Given problem: All lines featuring the string "create" are to be listed.
___ Input material
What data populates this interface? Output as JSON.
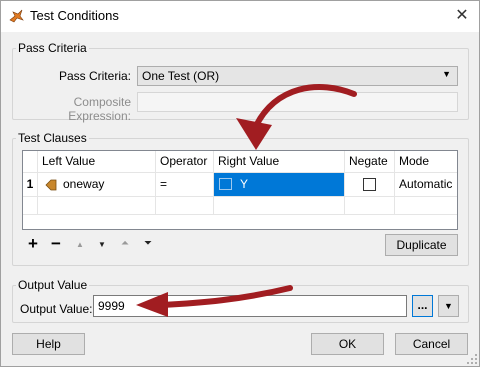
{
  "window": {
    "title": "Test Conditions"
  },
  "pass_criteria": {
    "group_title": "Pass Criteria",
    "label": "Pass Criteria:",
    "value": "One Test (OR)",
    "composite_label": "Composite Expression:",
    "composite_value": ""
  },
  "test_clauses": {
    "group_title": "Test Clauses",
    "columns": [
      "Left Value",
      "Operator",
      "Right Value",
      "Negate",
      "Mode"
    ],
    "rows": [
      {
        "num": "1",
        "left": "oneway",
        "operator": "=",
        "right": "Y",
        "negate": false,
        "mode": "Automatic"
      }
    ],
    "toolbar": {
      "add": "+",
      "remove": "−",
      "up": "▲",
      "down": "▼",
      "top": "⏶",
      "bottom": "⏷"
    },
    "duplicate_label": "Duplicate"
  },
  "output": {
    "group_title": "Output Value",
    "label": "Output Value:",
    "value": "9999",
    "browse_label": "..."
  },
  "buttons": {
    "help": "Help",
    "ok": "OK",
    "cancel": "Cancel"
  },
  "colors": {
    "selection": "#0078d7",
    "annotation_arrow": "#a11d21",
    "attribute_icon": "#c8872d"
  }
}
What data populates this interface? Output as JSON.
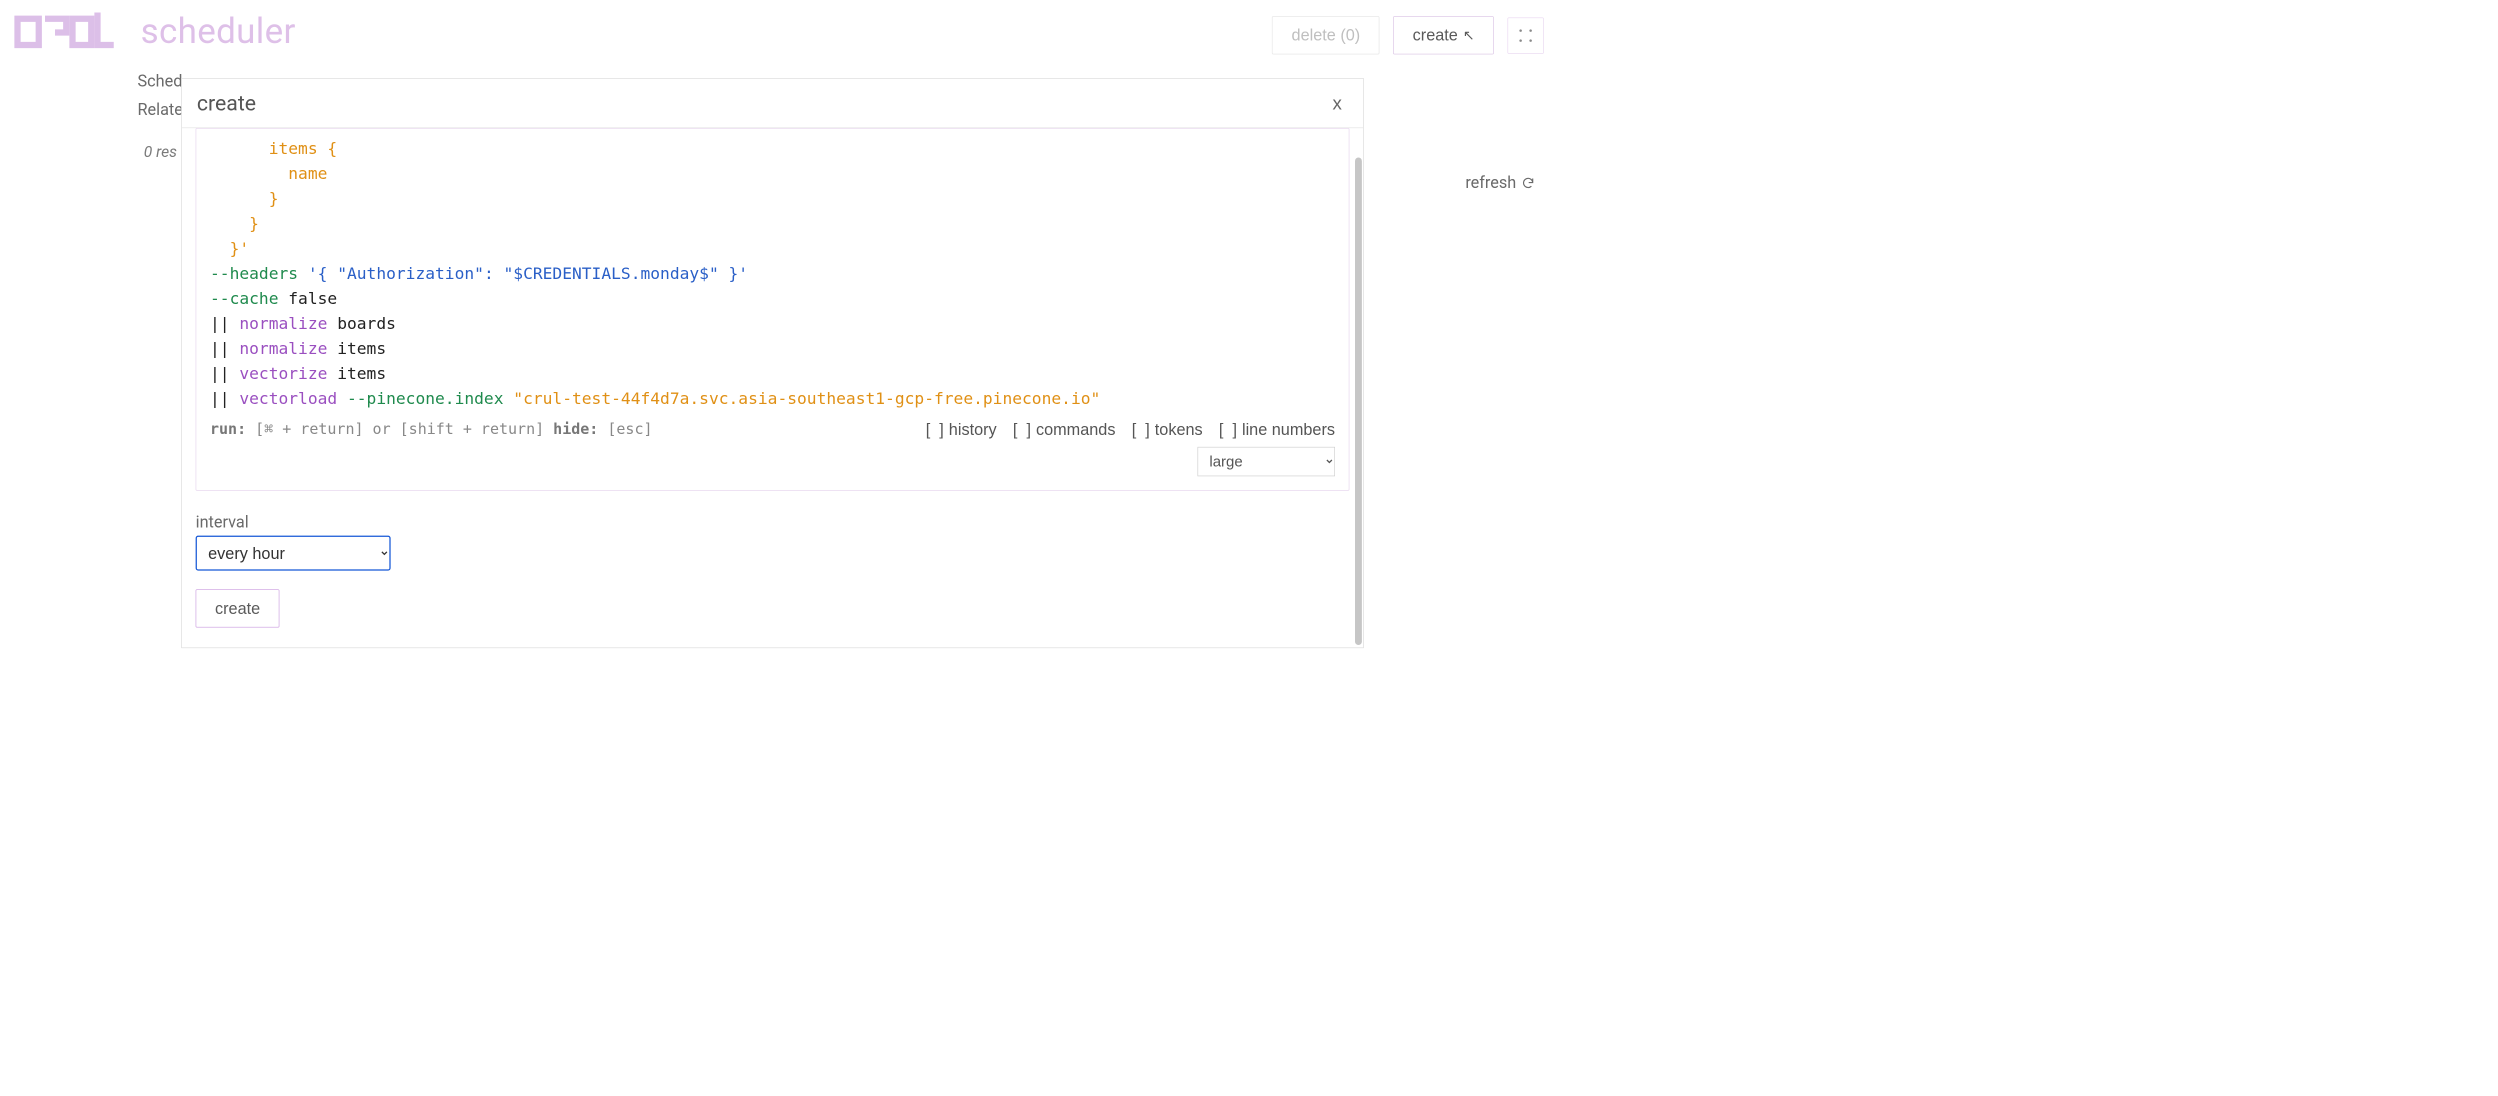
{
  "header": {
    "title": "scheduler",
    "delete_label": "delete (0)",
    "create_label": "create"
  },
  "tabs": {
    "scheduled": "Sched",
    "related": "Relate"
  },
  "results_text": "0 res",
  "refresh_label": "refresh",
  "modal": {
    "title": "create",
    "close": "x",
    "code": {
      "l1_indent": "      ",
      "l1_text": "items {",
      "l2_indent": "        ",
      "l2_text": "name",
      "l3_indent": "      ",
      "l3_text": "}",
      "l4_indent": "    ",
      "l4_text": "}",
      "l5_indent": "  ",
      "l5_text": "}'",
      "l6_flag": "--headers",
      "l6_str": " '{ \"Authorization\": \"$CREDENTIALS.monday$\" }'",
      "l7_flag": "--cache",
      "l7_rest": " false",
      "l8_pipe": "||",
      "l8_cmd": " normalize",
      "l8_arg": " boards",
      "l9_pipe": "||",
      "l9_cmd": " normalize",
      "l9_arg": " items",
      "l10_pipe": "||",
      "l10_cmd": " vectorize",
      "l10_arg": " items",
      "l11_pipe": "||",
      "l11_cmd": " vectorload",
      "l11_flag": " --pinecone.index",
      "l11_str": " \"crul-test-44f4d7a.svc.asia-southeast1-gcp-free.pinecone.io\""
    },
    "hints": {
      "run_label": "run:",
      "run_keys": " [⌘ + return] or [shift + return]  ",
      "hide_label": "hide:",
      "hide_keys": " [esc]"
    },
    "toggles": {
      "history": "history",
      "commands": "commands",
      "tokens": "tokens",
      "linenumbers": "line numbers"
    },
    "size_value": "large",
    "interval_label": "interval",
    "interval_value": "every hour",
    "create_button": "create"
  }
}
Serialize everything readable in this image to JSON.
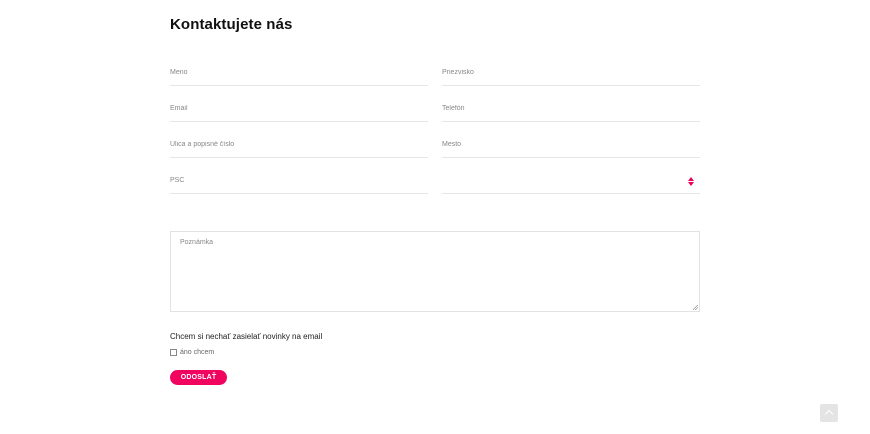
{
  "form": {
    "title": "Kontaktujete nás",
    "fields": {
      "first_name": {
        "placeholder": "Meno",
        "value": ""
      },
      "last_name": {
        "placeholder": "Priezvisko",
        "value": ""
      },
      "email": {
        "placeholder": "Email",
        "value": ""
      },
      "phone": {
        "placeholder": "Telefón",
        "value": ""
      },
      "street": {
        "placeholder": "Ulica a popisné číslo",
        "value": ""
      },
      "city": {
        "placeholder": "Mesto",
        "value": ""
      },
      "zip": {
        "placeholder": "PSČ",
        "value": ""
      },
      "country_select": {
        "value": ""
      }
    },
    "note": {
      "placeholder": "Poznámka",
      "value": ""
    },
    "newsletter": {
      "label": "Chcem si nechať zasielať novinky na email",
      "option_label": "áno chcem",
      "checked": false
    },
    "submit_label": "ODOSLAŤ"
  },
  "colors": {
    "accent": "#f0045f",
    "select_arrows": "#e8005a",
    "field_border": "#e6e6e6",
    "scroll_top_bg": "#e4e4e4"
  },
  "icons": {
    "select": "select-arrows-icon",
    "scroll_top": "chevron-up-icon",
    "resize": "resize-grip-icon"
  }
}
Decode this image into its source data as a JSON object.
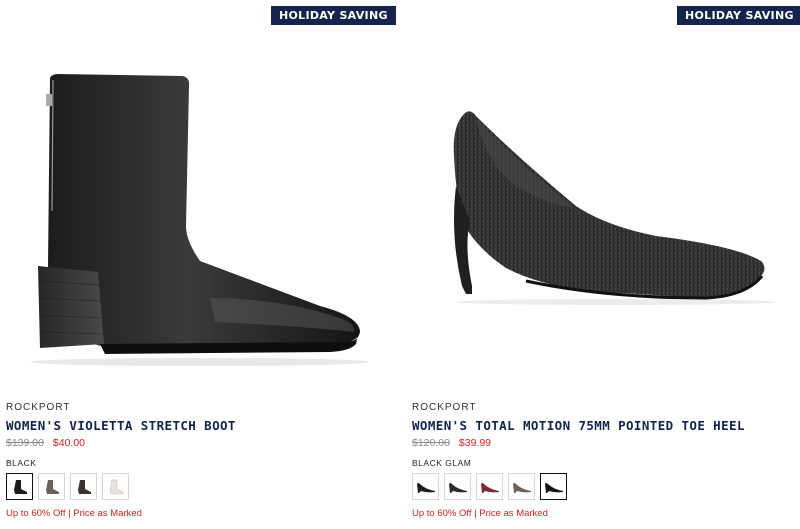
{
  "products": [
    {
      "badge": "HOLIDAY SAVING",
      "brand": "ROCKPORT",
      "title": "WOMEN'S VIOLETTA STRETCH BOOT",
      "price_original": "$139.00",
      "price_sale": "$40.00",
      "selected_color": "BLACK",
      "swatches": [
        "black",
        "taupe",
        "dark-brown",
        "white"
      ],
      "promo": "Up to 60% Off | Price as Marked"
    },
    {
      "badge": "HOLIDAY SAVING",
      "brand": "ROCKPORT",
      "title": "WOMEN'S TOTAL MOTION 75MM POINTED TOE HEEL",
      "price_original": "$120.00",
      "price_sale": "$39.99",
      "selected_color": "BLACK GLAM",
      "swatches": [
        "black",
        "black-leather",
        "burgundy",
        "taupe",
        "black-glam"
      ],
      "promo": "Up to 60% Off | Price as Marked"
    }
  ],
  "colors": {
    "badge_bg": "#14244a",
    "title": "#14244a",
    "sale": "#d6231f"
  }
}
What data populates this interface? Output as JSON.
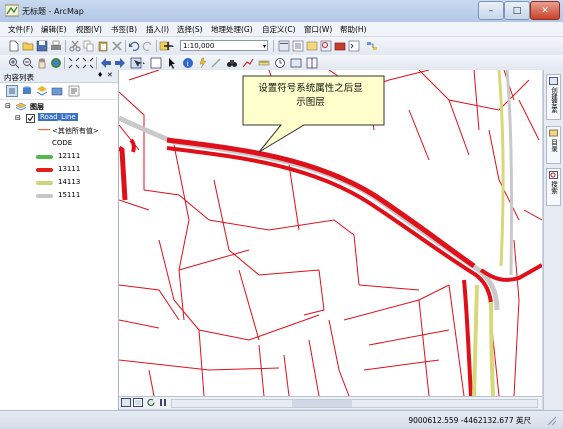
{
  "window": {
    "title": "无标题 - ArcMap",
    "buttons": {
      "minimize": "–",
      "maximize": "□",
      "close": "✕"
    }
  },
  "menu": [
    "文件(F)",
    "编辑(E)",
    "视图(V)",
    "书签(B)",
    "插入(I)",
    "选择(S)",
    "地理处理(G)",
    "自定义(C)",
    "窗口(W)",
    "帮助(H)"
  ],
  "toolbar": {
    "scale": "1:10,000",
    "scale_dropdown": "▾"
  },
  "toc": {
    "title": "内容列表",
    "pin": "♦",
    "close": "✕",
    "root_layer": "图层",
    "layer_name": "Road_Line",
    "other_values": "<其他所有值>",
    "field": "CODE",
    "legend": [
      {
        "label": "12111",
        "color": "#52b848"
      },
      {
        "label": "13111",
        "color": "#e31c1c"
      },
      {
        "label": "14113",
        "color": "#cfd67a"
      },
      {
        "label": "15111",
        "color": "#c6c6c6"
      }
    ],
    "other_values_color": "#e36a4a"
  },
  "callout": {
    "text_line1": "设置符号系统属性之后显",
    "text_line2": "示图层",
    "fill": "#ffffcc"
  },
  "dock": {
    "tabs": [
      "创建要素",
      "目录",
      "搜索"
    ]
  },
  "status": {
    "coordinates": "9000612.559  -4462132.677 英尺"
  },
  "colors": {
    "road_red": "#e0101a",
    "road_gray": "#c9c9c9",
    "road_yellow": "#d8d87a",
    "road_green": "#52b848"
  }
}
______
Written reply:
    "create_label": "create"
    "title": "create",
    "create_button": "create"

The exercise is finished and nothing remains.